■ WORK TO DO ■
Will you extract the entries word for word? Images should not appear in the copy.

+++ INFORMATION SUPPLIED

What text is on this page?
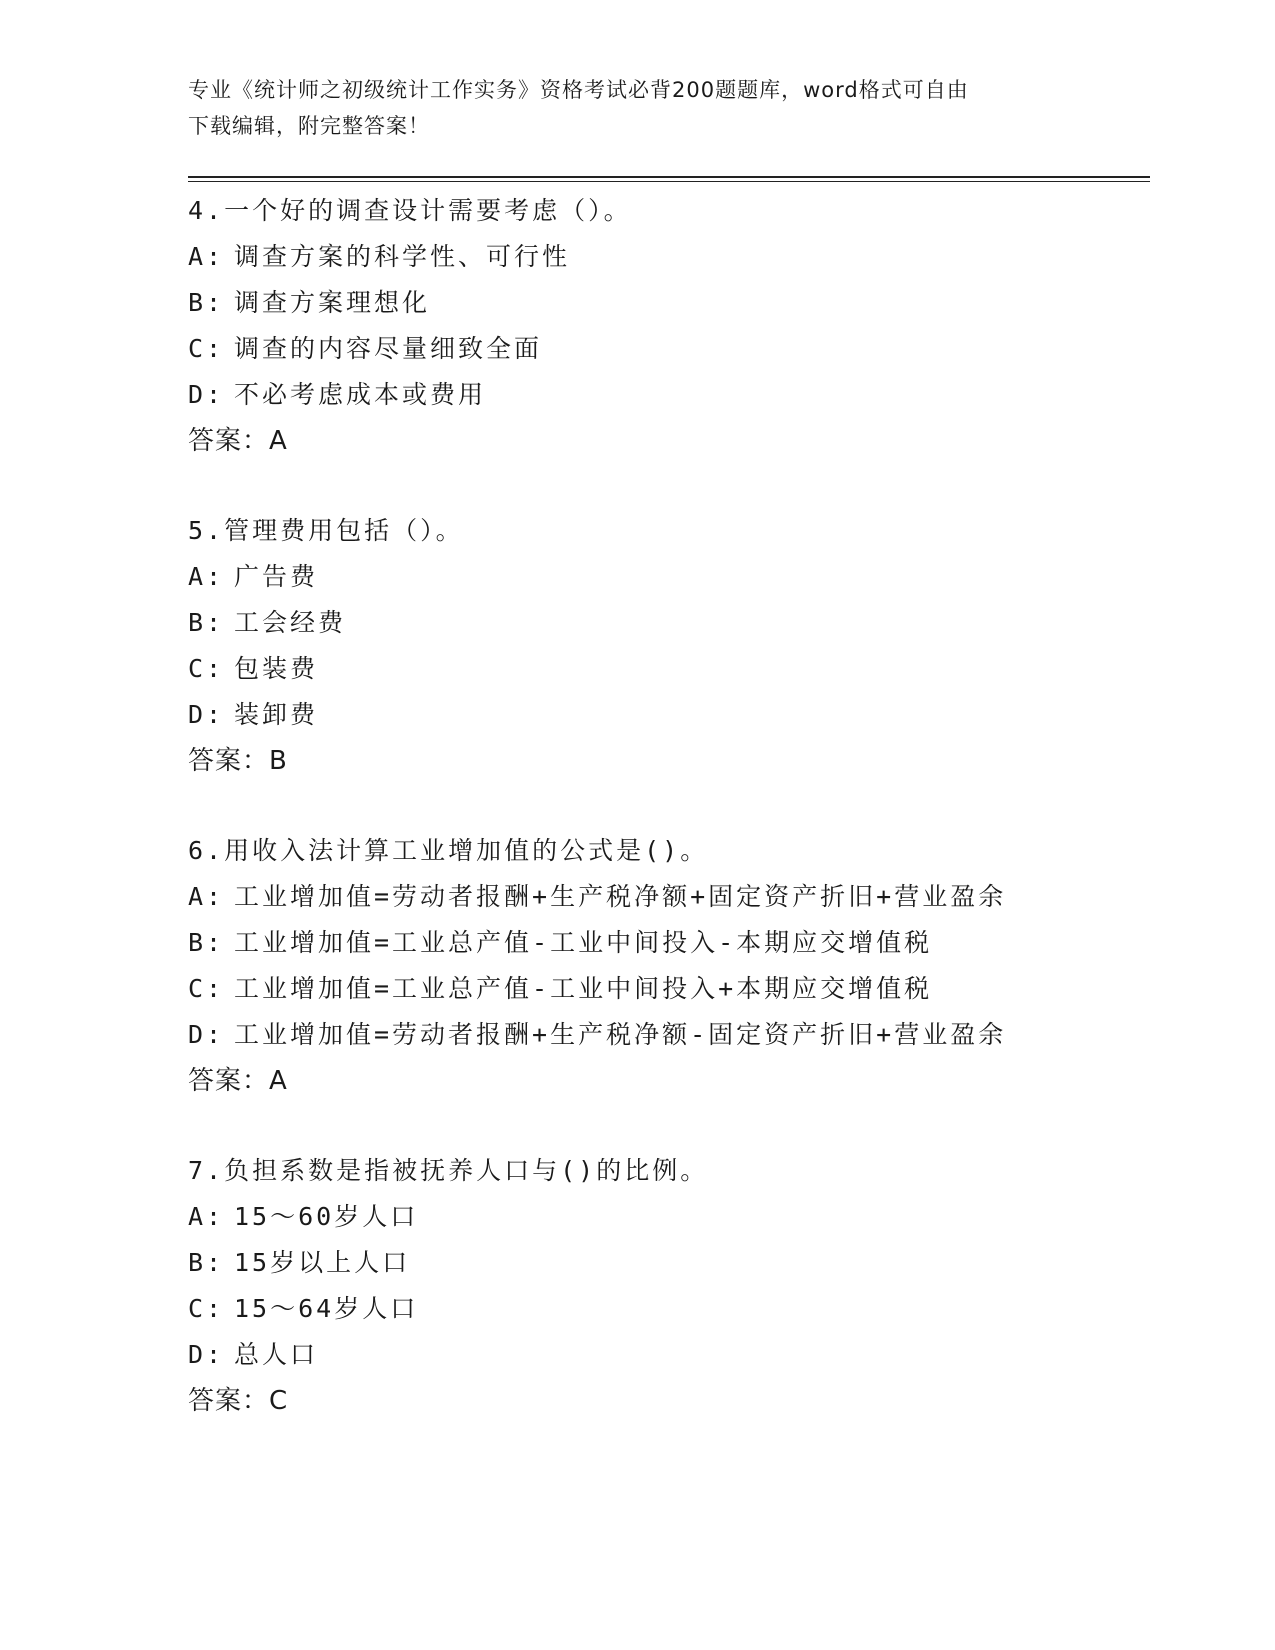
专业《统计师之初级统计工作实务》资格考试必背200题题库，word格式可自由
下载编辑，附完整答案！
4.一个好的调查设计需要考虑（）。
A: 调查方案的科学性、可行性
B: 调查方案理想化
C: 调查的内容尽量细致全面
D: 不必考虑成本或费用
答案：A
5.管理费用包括（）。
A: 广告费
B: 工会经费
C: 包装费
D: 装卸费
答案：B
6.用收入法计算工业增加值的公式是()。
A: 工业增加值=劳动者报酬+生产税净额+固定资产折旧+营业盈余
B: 工业增加值=工业总产值-工业中间投入-本期应交增值税
C: 工业增加值=工业总产值-工业中间投入+本期应交增值税
D: 工业增加值=劳动者报酬+生产税净额-固定资产折旧+营业盈余
答案：A
7.负担系数是指被抚养人口与()的比例。
A: 15～60岁人口
B: 15岁以上人口
C: 15～64岁人口
D: 总人口
答案：C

++++++

■ EXERCISE OUTPUT ■
What text is on this page?
专业《统计师之初级统计工作实务》资格考试必背200题题库，word格式可自由
下载编辑，附完整答案！
4.一个好的调查设计需要考虑（）。
A: 调查方案的科学性、可行性
B: 调查方案理想化
C: 调查的内容尽量细致全面
D: 不必考虑成本或费用
答案：A
5.管理费用包括（）。
A: 广告费
B: 工会经费
C: 包装费
D: 装卸费
答案：B
6.用收入法计算工业增加值的公式是()。
A: 工业增加值=劳动者报酬+生产税净额+固定资产折旧+营业盈余
B: 工业增加值=工业总产值-工业中间投入-本期应交增值税
C: 工业增加值=工业总产值-工业中间投入+本期应交增值税
D: 工业增加值=劳动者报酬+生产税净额-固定资产折旧+营业盈余
答案：A
7.负担系数是指被抚养人口与()的比例。
A: 15～60岁人口
B: 15岁以上人口
C: 15～64岁人口
D: 总人口
答案：C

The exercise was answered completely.